Records for this exercise:
● ● ● ● ● ● ●
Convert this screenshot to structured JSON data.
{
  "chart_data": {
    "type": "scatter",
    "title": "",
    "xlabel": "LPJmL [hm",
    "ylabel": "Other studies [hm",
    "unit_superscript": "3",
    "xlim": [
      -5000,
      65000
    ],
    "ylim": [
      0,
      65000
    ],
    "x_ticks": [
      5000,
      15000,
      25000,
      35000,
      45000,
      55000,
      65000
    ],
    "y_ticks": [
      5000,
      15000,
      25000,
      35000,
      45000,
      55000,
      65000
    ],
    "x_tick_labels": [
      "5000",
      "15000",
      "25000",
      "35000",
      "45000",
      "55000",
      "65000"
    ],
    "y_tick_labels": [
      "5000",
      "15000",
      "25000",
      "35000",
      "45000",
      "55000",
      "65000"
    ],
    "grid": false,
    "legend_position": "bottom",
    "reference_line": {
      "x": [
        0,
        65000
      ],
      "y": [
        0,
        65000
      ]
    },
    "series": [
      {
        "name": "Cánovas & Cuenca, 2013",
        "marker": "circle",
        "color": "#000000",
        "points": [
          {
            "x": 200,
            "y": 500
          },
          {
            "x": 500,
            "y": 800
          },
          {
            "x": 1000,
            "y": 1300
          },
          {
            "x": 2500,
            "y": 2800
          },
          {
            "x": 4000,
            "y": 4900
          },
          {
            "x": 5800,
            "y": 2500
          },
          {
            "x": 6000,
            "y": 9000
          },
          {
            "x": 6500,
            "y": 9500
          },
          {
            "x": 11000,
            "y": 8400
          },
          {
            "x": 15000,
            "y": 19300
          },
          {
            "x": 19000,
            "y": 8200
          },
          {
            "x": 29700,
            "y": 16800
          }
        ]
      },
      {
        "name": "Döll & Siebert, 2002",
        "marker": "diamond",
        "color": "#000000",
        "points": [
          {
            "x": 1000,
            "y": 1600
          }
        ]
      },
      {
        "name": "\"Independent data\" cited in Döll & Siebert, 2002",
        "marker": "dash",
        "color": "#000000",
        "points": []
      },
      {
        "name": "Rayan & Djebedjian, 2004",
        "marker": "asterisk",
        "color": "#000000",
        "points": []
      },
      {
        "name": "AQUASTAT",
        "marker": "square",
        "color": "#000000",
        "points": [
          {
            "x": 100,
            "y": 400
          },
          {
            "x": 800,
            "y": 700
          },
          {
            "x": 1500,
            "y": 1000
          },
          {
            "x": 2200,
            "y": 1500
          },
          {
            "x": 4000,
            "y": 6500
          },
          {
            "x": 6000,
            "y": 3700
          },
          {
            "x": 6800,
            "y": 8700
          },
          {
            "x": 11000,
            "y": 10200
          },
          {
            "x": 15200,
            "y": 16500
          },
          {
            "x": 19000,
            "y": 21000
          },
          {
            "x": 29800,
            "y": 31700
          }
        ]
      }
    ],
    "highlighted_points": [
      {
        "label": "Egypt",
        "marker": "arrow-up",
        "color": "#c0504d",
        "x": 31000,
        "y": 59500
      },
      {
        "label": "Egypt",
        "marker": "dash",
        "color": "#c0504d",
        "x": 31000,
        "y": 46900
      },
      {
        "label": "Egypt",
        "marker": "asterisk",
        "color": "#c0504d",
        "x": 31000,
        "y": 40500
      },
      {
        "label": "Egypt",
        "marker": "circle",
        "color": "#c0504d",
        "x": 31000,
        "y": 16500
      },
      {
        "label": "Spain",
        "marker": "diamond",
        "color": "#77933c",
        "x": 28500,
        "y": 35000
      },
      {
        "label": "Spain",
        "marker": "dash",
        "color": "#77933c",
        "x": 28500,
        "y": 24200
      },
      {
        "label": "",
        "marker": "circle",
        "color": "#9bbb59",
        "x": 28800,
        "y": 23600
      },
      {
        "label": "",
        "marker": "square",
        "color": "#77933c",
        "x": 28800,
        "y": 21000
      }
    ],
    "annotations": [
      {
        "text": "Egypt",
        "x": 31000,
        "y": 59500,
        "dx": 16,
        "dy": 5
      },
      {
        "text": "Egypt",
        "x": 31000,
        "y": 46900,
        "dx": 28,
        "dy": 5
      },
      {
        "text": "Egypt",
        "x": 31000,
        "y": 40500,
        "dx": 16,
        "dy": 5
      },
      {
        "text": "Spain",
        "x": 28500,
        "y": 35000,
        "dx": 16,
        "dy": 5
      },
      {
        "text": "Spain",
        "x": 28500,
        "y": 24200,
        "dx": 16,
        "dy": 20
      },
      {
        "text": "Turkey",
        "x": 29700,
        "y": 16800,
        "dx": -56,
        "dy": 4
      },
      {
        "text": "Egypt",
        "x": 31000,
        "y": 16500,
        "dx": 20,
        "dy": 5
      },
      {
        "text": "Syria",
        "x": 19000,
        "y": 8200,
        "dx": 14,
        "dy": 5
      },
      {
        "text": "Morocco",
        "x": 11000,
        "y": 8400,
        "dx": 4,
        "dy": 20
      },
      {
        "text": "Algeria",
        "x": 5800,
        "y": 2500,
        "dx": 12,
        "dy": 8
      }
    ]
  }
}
● ● ● ● ● ● ●
Given task:
Every record above needs to be repeated word for word.

Task output:
Convert this screenshot to structured JSON data.
{
  "chart_data": {
    "type": "scatter",
    "title": "",
    "xlabel": "LPJmL [hm",
    "ylabel": "Other studies [hm",
    "unit_superscript": "3",
    "xlim": [
      -5000,
      65000
    ],
    "ylim": [
      0,
      65000
    ],
    "x_ticks": [
      5000,
      15000,
      25000,
      35000,
      45000,
      55000,
      65000
    ],
    "y_ticks": [
      5000,
      15000,
      25000,
      35000,
      45000,
      55000,
      65000
    ],
    "x_tick_labels": [
      "5000",
      "15000",
      "25000",
      "35000",
      "45000",
      "55000",
      "65000"
    ],
    "y_tick_labels": [
      "5000",
      "15000",
      "25000",
      "35000",
      "45000",
      "55000",
      "65000"
    ],
    "grid": false,
    "legend_position": "bottom",
    "reference_line": {
      "x": [
        0,
        65000
      ],
      "y": [
        0,
        65000
      ]
    },
    "series": [
      {
        "name": "Cánovas & Cuenca, 2013",
        "marker": "circle",
        "color": "#000000",
        "points": [
          {
            "x": 200,
            "y": 500
          },
          {
            "x": 500,
            "y": 800
          },
          {
            "x": 1000,
            "y": 1300
          },
          {
            "x": 2500,
            "y": 2800
          },
          {
            "x": 4000,
            "y": 4900
          },
          {
            "x": 5800,
            "y": 2500
          },
          {
            "x": 6000,
            "y": 9000
          },
          {
            "x": 6500,
            "y": 9500
          },
          {
            "x": 11000,
            "y": 8400
          },
          {
            "x": 15000,
            "y": 19300
          },
          {
            "x": 19000,
            "y": 8200
          },
          {
            "x": 29700,
            "y": 16800
          }
        ]
      },
      {
        "name": "Döll & Siebert, 2002",
        "marker": "diamond",
        "color": "#000000",
        "points": [
          {
            "x": 1000,
            "y": 1600
          }
        ]
      },
      {
        "name": "\"Independent data\" cited in Döll & Siebert, 2002",
        "marker": "dash",
        "color": "#000000",
        "points": []
      },
      {
        "name": "Rayan & Djebedjian, 2004",
        "marker": "asterisk",
        "color": "#000000",
        "points": []
      },
      {
        "name": "AQUASTAT",
        "marker": "square",
        "color": "#000000",
        "points": [
          {
            "x": 100,
            "y": 400
          },
          {
            "x": 800,
            "y": 700
          },
          {
            "x": 1500,
            "y": 1000
          },
          {
            "x": 2200,
            "y": 1500
          },
          {
            "x": 4000,
            "y": 6500
          },
          {
            "x": 6000,
            "y": 3700
          },
          {
            "x": 6800,
            "y": 8700
          },
          {
            "x": 11000,
            "y": 10200
          },
          {
            "x": 15200,
            "y": 16500
          },
          {
            "x": 19000,
            "y": 21000
          },
          {
            "x": 29800,
            "y": 31700
          }
        ]
      }
    ],
    "highlighted_points": [
      {
        "label": "Egypt",
        "marker": "arrow-up",
        "color": "#c0504d",
        "x": 31000,
        "y": 59500
      },
      {
        "label": "Egypt",
        "marker": "dash",
        "color": "#c0504d",
        "x": 31000,
        "y": 46900
      },
      {
        "label": "Egypt",
        "marker": "asterisk",
        "color": "#c0504d",
        "x": 31000,
        "y": 40500
      },
      {
        "label": "Egypt",
        "marker": "circle",
        "color": "#c0504d",
        "x": 31000,
        "y": 16500
      },
      {
        "label": "Spain",
        "marker": "diamond",
        "color": "#77933c",
        "x": 28500,
        "y": 35000
      },
      {
        "label": "Spain",
        "marker": "dash",
        "color": "#77933c",
        "x": 28500,
        "y": 24200
      },
      {
        "label": "",
        "marker": "circle",
        "color": "#9bbb59",
        "x": 28800,
        "y": 23600
      },
      {
        "label": "",
        "marker": "square",
        "color": "#77933c",
        "x": 28800,
        "y": 21000
      }
    ],
    "annotations": [
      {
        "text": "Egypt",
        "x": 31000,
        "y": 59500,
        "dx": 16,
        "dy": 5
      },
      {
        "text": "Egypt",
        "x": 31000,
        "y": 46900,
        "dx": 28,
        "dy": 5
      },
      {
        "text": "Egypt",
        "x": 31000,
        "y": 40500,
        "dx": 16,
        "dy": 5
      },
      {
        "text": "Spain",
        "x": 28500,
        "y": 35000,
        "dx": 16,
        "dy": 5
      },
      {
        "text": "Spain",
        "x": 28500,
        "y": 24200,
        "dx": 16,
        "dy": 20
      },
      {
        "text": "Turkey",
        "x": 29700,
        "y": 16800,
        "dx": -56,
        "dy": 4
      },
      {
        "text": "Egypt",
        "x": 31000,
        "y": 16500,
        "dx": 20,
        "dy": 5
      },
      {
        "text": "Syria",
        "x": 19000,
        "y": 8200,
        "dx": 14,
        "dy": 5
      },
      {
        "text": "Morocco",
        "x": 11000,
        "y": 8400,
        "dx": 4,
        "dy": 20
      },
      {
        "text": "Algeria",
        "x": 5800,
        "y": 2500,
        "dx": 12,
        "dy": 8
      }
    ]
  }
}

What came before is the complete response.